Data records
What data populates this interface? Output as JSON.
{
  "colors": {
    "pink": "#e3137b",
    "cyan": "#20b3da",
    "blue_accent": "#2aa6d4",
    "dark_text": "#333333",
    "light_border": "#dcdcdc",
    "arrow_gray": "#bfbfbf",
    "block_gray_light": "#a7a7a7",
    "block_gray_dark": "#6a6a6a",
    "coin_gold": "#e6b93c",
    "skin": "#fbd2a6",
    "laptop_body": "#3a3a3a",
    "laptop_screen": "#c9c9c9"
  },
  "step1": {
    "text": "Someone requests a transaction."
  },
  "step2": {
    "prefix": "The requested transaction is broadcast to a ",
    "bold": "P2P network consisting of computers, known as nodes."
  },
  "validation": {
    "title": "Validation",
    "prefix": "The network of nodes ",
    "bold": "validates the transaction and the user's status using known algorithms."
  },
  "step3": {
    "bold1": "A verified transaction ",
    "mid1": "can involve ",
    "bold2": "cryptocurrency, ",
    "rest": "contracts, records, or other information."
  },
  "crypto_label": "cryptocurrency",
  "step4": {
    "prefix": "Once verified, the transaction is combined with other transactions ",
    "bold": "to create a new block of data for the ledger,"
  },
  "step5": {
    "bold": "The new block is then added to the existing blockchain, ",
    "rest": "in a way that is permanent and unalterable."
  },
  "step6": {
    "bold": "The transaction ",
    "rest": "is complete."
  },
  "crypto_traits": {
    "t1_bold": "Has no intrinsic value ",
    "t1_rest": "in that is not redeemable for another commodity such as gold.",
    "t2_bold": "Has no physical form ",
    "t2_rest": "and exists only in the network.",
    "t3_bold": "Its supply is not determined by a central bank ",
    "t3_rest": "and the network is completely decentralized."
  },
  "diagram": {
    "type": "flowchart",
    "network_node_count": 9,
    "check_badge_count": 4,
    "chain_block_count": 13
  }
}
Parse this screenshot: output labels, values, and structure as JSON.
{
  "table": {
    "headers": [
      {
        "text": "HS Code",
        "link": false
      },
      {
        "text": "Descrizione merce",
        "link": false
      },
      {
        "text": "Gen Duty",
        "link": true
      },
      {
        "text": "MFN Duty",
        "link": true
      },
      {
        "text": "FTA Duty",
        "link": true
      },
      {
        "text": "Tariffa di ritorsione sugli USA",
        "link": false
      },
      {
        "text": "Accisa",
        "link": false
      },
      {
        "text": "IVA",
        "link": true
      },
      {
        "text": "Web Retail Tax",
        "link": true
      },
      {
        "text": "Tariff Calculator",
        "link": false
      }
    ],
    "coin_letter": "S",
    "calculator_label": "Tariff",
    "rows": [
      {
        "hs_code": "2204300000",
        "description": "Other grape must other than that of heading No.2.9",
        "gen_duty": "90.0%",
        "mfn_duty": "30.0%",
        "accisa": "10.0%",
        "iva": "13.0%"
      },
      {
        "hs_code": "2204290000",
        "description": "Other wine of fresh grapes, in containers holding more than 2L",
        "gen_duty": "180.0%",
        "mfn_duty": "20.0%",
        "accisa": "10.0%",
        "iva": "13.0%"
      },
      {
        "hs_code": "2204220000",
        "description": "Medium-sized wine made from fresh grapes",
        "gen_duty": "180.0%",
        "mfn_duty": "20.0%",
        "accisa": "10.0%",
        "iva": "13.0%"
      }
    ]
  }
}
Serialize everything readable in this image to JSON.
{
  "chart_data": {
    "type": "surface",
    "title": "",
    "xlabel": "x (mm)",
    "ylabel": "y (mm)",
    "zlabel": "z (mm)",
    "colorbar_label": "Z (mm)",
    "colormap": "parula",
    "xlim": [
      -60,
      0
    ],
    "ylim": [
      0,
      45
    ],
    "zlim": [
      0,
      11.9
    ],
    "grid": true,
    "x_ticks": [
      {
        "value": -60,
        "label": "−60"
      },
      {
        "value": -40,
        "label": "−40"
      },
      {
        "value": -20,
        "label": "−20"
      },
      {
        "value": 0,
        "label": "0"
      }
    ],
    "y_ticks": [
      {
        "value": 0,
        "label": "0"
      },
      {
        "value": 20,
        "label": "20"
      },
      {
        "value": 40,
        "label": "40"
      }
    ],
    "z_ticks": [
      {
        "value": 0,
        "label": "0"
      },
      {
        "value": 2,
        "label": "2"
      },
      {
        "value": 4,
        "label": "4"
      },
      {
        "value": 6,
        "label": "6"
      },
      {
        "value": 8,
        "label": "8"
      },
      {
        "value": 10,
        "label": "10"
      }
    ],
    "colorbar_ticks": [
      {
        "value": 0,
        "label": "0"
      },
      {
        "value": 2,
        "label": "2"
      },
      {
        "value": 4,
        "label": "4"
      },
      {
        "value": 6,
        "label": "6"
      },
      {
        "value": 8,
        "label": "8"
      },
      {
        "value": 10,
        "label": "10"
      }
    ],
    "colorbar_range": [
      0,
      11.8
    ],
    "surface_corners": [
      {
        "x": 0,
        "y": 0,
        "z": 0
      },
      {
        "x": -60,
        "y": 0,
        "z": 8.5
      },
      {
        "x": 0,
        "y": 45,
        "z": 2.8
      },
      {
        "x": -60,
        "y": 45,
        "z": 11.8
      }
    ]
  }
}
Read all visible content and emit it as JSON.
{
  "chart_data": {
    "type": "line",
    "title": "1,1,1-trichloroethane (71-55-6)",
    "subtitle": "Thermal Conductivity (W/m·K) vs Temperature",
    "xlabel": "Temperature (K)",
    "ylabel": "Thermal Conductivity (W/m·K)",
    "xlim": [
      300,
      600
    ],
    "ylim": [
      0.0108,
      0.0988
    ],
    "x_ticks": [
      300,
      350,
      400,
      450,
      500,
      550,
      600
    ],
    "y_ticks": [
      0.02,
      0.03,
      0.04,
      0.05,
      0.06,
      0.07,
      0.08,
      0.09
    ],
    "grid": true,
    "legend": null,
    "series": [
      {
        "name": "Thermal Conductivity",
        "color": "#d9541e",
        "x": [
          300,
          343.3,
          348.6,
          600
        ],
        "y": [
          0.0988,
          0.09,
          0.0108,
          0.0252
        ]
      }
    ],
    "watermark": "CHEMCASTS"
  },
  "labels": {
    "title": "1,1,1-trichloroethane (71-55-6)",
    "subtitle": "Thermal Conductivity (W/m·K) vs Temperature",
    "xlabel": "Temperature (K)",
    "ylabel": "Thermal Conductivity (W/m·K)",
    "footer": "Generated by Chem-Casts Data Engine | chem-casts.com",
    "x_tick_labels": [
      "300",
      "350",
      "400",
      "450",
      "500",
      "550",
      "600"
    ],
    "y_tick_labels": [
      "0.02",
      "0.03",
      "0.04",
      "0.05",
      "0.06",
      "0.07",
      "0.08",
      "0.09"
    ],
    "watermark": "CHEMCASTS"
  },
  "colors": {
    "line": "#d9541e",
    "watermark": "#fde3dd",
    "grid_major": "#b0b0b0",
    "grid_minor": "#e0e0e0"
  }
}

**Your goal**
Pull every line holding "wine" out of the records.

**The answer**
        "description": "Other wine of fresh grapes, in containers holding more than 2L",
        "description": "Medium-sized wine made from fresh grapes",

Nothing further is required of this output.